**WHAT YOU ARE ASKED TO DO**
Which lines include the word "minmax"? Copy each of them.

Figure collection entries
[start]

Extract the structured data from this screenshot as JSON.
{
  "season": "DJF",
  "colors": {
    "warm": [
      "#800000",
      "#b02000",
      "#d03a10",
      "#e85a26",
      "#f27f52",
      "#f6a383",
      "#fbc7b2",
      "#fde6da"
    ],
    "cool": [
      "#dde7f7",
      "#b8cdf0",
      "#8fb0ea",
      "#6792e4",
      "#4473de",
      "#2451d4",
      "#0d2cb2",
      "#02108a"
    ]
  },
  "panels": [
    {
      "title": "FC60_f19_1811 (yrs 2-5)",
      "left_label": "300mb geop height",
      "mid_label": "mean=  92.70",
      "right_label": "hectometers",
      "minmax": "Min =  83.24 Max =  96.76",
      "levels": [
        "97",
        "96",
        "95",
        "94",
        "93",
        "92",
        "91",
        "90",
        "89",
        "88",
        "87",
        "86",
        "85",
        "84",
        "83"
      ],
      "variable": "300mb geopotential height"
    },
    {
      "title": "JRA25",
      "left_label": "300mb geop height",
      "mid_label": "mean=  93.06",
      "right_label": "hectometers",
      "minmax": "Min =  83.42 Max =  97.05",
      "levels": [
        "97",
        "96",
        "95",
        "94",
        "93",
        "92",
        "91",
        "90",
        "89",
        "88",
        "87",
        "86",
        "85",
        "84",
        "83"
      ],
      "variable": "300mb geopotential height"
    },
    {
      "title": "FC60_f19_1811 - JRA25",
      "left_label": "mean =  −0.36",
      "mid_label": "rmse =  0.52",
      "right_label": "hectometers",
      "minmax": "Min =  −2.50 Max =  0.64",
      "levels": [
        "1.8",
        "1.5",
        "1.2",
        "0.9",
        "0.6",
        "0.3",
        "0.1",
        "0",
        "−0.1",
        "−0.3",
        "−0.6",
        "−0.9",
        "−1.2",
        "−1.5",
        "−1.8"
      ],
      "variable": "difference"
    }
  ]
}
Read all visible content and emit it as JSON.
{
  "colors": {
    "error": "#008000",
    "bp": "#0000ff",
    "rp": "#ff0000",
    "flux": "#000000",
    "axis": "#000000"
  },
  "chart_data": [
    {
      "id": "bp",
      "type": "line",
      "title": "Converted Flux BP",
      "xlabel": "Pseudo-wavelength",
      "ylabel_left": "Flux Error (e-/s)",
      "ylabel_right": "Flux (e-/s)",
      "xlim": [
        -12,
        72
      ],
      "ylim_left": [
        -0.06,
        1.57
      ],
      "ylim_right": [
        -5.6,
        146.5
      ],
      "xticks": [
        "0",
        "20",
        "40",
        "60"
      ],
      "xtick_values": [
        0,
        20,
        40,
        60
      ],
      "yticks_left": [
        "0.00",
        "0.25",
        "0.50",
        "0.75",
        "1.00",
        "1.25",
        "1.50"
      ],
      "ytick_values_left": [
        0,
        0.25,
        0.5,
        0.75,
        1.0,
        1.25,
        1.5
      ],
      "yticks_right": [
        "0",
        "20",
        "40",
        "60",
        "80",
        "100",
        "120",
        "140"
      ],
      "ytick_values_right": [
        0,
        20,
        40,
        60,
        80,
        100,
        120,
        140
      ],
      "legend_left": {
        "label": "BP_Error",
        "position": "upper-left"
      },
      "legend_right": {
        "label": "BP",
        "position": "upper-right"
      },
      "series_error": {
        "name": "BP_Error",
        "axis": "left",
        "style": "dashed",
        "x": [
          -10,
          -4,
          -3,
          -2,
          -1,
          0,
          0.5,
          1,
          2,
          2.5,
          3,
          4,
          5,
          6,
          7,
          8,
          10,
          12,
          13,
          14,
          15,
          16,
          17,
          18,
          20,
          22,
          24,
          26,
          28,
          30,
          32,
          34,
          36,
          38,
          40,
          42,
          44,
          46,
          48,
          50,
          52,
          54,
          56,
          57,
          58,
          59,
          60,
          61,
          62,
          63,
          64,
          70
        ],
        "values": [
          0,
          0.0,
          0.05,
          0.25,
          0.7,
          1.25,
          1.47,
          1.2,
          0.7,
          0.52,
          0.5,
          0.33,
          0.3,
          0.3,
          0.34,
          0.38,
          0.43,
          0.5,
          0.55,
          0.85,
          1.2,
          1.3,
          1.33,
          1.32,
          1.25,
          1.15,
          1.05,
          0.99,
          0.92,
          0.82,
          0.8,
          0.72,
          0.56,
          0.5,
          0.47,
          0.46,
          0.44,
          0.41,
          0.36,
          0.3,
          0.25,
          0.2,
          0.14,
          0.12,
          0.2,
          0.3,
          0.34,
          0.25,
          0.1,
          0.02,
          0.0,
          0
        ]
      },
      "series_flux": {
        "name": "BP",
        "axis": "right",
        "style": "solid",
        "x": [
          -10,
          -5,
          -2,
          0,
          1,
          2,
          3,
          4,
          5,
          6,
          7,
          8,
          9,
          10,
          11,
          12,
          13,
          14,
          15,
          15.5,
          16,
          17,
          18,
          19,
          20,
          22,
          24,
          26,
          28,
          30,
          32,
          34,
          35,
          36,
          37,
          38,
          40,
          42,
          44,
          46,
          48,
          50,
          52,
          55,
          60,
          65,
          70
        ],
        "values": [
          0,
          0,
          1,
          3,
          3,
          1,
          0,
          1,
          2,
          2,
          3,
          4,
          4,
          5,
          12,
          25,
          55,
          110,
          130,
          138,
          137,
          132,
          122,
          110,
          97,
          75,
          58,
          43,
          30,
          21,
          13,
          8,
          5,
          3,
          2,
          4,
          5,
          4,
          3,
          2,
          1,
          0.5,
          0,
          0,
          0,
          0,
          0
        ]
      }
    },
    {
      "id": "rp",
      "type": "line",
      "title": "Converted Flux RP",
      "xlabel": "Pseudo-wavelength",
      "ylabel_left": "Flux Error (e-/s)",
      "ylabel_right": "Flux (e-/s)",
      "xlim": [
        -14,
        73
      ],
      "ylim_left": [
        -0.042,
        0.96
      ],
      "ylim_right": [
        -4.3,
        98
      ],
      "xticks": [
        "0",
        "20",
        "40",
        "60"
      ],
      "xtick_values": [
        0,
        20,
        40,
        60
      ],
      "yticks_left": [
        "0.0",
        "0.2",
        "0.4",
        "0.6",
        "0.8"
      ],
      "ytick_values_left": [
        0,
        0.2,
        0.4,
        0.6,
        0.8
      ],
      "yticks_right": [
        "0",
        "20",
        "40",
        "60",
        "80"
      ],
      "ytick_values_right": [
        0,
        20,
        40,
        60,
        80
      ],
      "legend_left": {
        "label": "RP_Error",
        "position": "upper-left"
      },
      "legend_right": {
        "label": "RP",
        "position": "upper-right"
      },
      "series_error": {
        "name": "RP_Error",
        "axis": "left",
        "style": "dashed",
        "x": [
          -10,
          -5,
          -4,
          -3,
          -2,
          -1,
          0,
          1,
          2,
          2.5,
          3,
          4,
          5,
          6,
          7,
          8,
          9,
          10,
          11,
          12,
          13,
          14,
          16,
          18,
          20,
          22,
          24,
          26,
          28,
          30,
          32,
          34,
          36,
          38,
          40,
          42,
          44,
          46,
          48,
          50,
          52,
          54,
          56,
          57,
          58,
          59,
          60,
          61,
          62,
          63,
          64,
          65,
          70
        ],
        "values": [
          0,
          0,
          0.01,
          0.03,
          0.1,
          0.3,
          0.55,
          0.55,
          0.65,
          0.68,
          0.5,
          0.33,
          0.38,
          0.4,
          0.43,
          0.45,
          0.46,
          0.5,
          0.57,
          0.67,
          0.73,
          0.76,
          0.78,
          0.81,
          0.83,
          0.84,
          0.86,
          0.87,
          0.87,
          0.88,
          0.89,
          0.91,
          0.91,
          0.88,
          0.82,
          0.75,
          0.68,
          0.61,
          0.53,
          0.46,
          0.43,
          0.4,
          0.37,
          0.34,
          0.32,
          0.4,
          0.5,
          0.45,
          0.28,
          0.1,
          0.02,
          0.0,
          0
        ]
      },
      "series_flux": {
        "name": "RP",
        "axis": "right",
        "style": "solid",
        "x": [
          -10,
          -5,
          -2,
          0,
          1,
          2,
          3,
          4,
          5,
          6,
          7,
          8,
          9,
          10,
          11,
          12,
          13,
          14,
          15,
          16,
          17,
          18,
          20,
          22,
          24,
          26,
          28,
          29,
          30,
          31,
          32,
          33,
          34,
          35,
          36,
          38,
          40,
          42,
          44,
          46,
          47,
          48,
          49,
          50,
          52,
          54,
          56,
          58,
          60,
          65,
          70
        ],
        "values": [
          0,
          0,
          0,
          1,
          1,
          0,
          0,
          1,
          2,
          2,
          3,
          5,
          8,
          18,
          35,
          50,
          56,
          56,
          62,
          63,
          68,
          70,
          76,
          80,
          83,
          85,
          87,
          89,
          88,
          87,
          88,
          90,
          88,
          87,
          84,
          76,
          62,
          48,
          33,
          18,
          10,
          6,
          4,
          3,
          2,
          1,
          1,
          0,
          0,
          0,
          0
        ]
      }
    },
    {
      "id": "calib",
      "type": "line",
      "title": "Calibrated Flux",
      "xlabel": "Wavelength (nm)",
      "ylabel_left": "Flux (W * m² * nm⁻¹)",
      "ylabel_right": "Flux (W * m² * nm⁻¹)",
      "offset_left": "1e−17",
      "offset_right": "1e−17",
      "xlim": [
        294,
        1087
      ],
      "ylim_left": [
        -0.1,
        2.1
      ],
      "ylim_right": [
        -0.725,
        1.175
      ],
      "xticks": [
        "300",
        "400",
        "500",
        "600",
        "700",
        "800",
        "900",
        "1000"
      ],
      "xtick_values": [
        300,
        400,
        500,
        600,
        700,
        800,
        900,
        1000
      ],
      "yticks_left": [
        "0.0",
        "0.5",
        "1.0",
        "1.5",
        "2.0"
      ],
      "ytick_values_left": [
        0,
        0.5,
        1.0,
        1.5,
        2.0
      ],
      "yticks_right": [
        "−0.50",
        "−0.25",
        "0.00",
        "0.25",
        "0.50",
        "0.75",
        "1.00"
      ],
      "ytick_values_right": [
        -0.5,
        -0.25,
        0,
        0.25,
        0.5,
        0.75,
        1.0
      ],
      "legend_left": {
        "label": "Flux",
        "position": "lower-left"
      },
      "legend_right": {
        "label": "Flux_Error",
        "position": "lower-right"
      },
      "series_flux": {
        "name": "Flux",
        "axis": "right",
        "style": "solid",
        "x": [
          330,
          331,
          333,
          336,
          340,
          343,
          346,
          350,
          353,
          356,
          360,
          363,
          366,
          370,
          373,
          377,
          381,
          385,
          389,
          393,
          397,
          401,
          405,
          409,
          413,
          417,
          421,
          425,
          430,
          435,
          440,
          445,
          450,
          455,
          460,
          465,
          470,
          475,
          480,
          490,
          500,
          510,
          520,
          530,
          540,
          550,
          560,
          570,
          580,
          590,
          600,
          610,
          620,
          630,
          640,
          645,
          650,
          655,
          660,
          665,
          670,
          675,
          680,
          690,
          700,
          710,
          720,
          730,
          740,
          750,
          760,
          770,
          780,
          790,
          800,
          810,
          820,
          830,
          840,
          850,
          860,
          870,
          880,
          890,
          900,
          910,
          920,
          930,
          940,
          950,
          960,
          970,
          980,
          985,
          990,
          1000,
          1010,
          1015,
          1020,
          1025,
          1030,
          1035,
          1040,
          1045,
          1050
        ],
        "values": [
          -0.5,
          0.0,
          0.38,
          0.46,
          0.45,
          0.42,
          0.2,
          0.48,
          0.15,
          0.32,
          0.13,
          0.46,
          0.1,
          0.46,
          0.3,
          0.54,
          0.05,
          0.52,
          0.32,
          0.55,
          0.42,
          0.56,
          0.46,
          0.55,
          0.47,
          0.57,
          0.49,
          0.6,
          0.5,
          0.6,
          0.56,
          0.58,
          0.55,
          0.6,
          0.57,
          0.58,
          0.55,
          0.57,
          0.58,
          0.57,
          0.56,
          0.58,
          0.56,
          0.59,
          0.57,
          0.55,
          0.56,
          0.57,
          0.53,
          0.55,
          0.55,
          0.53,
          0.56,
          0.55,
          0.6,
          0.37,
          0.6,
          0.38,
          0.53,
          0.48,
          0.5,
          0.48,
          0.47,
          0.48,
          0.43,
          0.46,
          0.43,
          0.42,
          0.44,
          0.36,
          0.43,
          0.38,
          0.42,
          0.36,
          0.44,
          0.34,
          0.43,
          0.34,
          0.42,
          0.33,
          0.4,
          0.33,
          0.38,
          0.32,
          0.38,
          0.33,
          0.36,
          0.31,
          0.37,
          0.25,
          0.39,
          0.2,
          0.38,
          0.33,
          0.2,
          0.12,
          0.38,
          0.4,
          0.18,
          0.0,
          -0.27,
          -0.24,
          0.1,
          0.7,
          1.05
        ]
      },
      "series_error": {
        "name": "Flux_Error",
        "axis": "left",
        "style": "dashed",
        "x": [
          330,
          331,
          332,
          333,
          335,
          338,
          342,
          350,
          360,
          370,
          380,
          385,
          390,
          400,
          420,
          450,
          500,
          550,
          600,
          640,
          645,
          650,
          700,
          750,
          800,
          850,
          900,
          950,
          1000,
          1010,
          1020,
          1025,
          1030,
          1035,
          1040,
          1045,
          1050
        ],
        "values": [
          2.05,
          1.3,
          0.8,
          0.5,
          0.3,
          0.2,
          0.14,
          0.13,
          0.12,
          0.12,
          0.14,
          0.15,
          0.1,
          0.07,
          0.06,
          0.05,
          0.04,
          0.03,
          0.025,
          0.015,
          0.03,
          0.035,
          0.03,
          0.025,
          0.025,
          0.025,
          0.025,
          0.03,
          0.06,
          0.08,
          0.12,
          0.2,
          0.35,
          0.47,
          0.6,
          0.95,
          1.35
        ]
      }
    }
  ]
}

[end]

**PROBLEM SOLUTION**
      "minmax": "Min =  83.24 Max =  96.76",
      "minmax": "Min =  83.42 Max =  97.05",
      "minmax": "Min =  −2.50 Max =  0.64",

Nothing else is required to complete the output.